[Short exercise] Leaving out every picture, quote the data below exactly as it appears.

[Data supplied]
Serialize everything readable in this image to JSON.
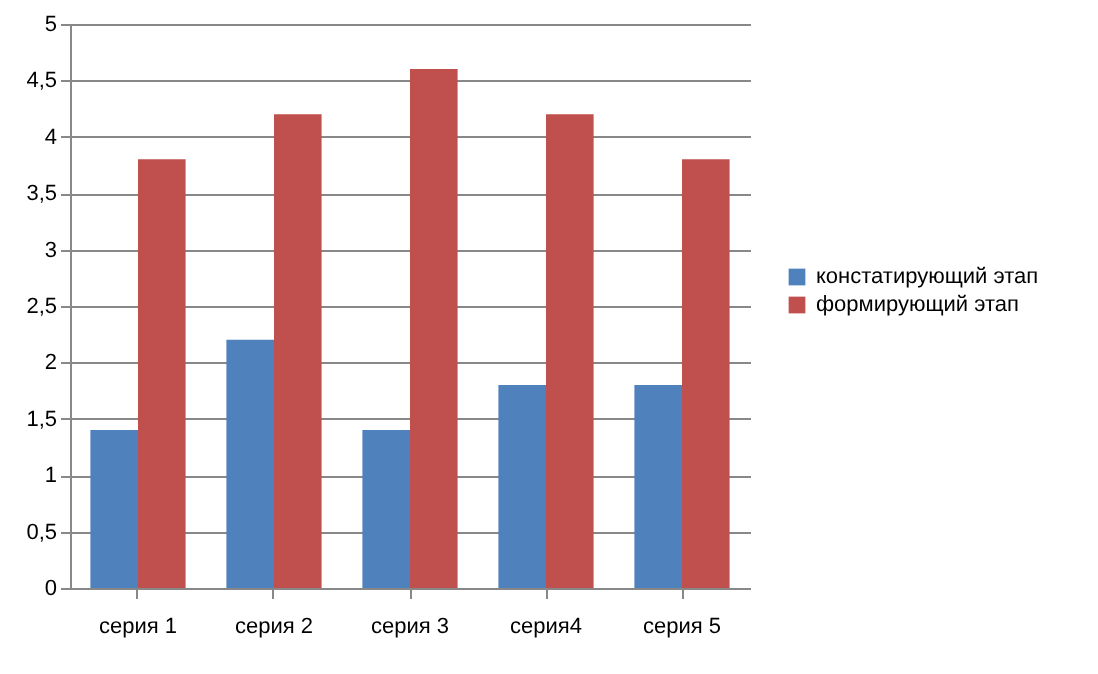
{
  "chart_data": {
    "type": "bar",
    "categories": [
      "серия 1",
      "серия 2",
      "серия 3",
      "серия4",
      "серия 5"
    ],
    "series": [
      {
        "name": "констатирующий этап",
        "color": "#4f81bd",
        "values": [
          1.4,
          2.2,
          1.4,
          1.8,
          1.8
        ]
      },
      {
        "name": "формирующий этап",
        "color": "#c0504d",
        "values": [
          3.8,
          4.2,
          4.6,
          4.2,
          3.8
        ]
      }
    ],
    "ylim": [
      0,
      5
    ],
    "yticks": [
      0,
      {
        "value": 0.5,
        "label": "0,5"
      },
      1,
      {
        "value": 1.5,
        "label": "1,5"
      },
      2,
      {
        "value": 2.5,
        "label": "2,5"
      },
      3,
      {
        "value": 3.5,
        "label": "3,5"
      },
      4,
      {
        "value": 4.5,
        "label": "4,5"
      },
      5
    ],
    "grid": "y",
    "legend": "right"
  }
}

[Output for this task]
Serialize everything readable in this image to JSON.
{
  "chart_data": {
    "type": "bar",
    "categories": [
      "серия 1",
      "серия 2",
      "серия 3",
      "серия4",
      "серия 5"
    ],
    "series": [
      {
        "name": "констатирующий этап",
        "color": "#4f81bd",
        "values": [
          1.4,
          2.2,
          1.4,
          1.8,
          1.8
        ]
      },
      {
        "name": "формирующий этап",
        "color": "#c0504d",
        "values": [
          3.8,
          4.2,
          4.6,
          4.2,
          3.8
        ]
      }
    ],
    "ylim": [
      0,
      5
    ],
    "yticks": [
      0,
      {
        "value": 0.5,
        "label": "0,5"
      },
      1,
      {
        "value": 1.5,
        "label": "1,5"
      },
      2,
      {
        "value": 2.5,
        "label": "2,5"
      },
      3,
      {
        "value": 3.5,
        "label": "3,5"
      },
      4,
      {
        "value": 4.5,
        "label": "4,5"
      },
      5
    ],
    "grid": "y",
    "legend": "right"
  }
}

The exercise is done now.